BEGIN Records shown
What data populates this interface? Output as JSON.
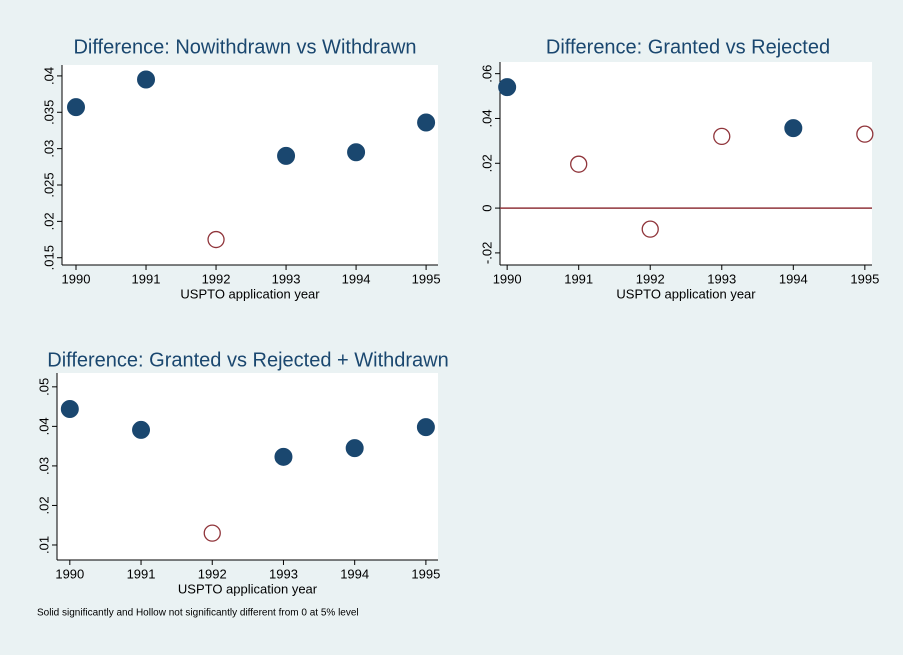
{
  "chart_data": [
    {
      "type": "scatter",
      "title": "Difference: Nowithdrawn vs Withdrawn",
      "x_label": "USPTO application year",
      "x": [
        1990,
        1991,
        1992,
        1993,
        1994,
        1995
      ],
      "values": [
        0.0357,
        0.0395,
        0.0175,
        0.029,
        0.0295,
        0.0336
      ],
      "marker_fill": [
        "solid",
        "solid",
        "hollow",
        "solid",
        "solid",
        "solid"
      ],
      "color": "#1a476f",
      "hollow_color": "#90353b",
      "xlim": [
        1989.8,
        1995.17
      ],
      "xticks": [
        1990,
        1991,
        1992,
        1993,
        1994,
        1995
      ],
      "ylim": [
        0.014,
        0.0415
      ],
      "yticks": [
        {
          "value": 0.015,
          "label": ".015"
        },
        {
          "value": 0.02,
          "label": ".02"
        },
        {
          "value": 0.025,
          "label": ".025"
        },
        {
          "value": 0.03,
          "label": ".03"
        },
        {
          "value": 0.035,
          "label": ".035"
        },
        {
          "value": 0.04,
          "label": ".04"
        }
      ]
    },
    {
      "type": "scatter",
      "title": "Difference: Granted vs Rejected",
      "x_label": "USPTO application year",
      "x": [
        1990,
        1991,
        1992,
        1993,
        1994,
        1995
      ],
      "values": [
        0.054,
        0.0196,
        -0.0094,
        0.032,
        0.0357,
        0.033
      ],
      "marker_fill": [
        "solid",
        "hollow",
        "hollow",
        "hollow",
        "solid",
        "hollow"
      ],
      "color": "#1a476f",
      "hollow_color": "#90353b",
      "reference_line": 0,
      "reference_color": "#90353b",
      "xlim": [
        1989.9,
        1995.1
      ],
      "xticks": [
        1990,
        1991,
        1992,
        1993,
        1994,
        1995
      ],
      "ylim": [
        -0.0254,
        0.0652
      ],
      "yticks": [
        {
          "value": -0.02,
          "label": "-.02"
        },
        0,
        {
          "value": 0.02,
          "label": ".02"
        },
        {
          "value": 0.04,
          "label": ".04"
        },
        {
          "value": 0.06,
          "label": ".06"
        }
      ]
    },
    {
      "type": "scatter",
      "title": "Difference: Granted vs Rejected + Withdrawn",
      "x_label": "USPTO application year",
      "x": [
        1990,
        1991,
        1992,
        1993,
        1994,
        1995
      ],
      "values": [
        0.0444,
        0.0391,
        0.013,
        0.0323,
        0.0345,
        0.0398
      ],
      "marker_fill": [
        "solid",
        "solid",
        "hollow",
        "solid",
        "solid",
        "solid"
      ],
      "color": "#1a476f",
      "hollow_color": "#90353b",
      "xlim": [
        1989.82,
        1995.17
      ],
      "xticks": [
        1990,
        1991,
        1992,
        1993,
        1994,
        1995
      ],
      "ylim": [
        0.0062,
        0.0535
      ],
      "yticks": [
        {
          "value": 0.01,
          "label": ".01"
        },
        {
          "value": 0.02,
          "label": ".02"
        },
        {
          "value": 0.03,
          "label": ".03"
        },
        {
          "value": 0.04,
          "label": ".04"
        },
        {
          "value": 0.05,
          "label": ".05"
        }
      ]
    }
  ],
  "note": "Solid significantly and Hollow not significantly different from 0 at 5% level"
}
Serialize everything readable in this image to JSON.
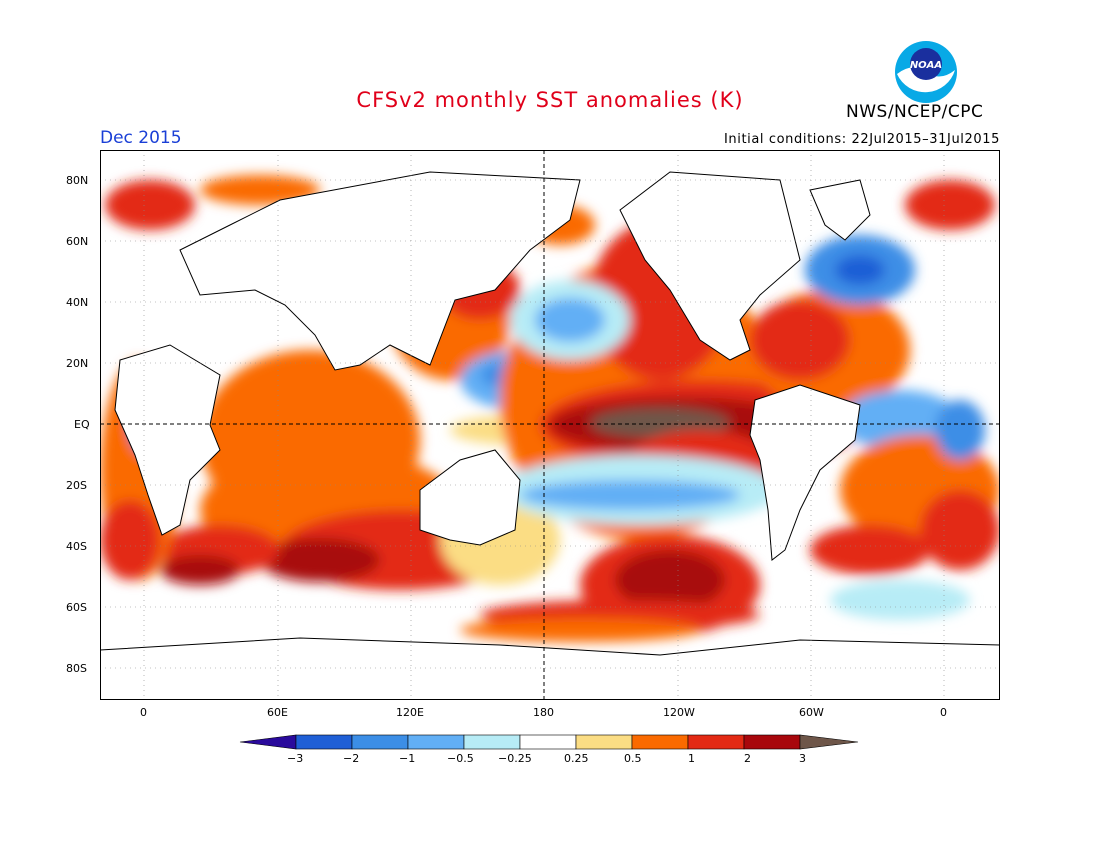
{
  "header": {
    "title": "CFSv2 monthly SST anomalies (K)",
    "org": "NWS/NCEP/CPC",
    "logo_text": "NOAA",
    "month": "Dec 2015",
    "initial_conditions": "Initial conditions: 22Jul2015–31Jul2015"
  },
  "axes": {
    "lat_labels": [
      "80N",
      "60N",
      "40N",
      "20N",
      "EQ",
      "20S",
      "40S",
      "60S",
      "80S"
    ],
    "lon_labels": [
      "0",
      "60E",
      "120E",
      "180",
      "120W",
      "60W",
      "0"
    ]
  },
  "colorbar": {
    "labels": [
      "−3",
      "−2",
      "−1",
      "−0.5",
      "−0.25",
      "0.25",
      "0.5",
      "1",
      "2",
      "3"
    ],
    "colors": [
      "#2a0a9c",
      "#1f5fd6",
      "#3c8ee6",
      "#62aff5",
      "#b7ecf6",
      "#ffffff",
      "#fbdd84",
      "#fa6a00",
      "#e32a14",
      "#a8070c",
      "#6e5649"
    ]
  }
}
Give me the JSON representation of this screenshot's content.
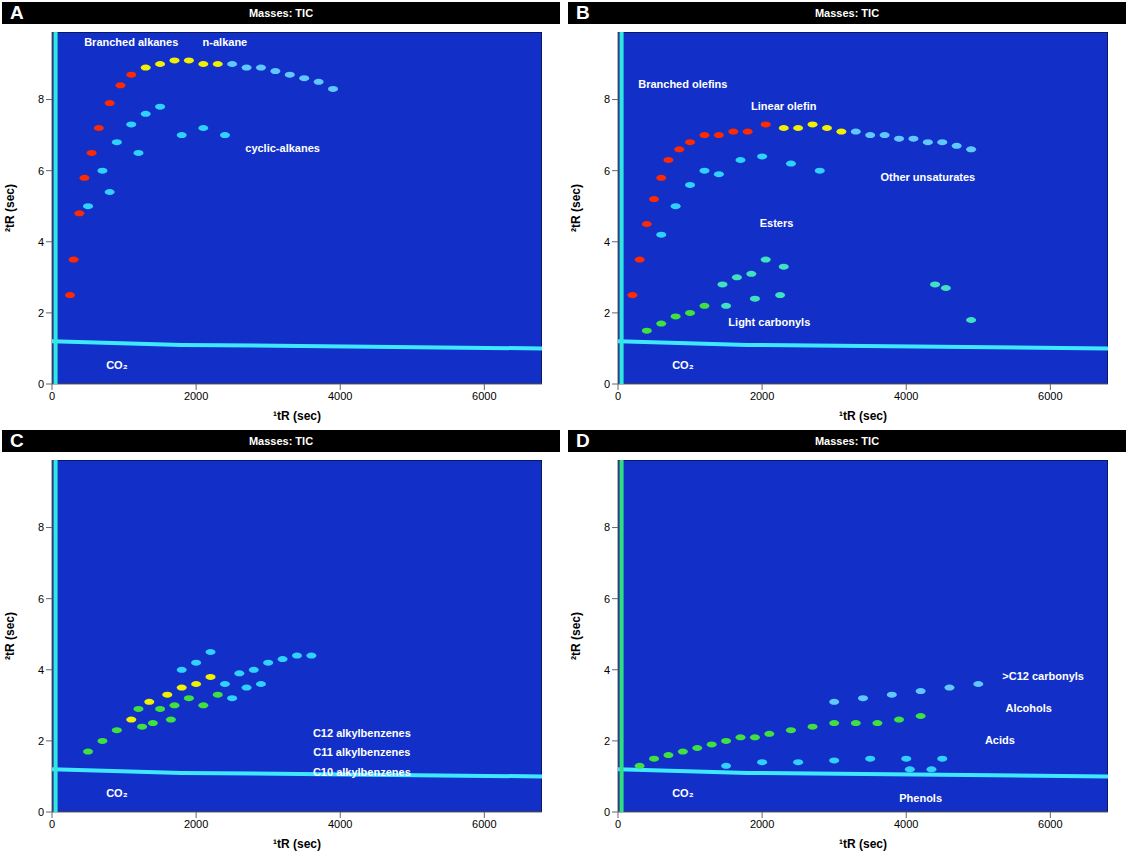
END Records shown
Requirement: Copy out each line of the material that holds the word "title".

Correct output:
      "title": "Difference: Nowithdrawn vs Withdrawn",
      "title": "Difference: Granted vs Rejected",
      "title": "Difference: Granted vs Rejected + Withdrawn",
    "title": "CFSv2 monthly SST anomalies (K)",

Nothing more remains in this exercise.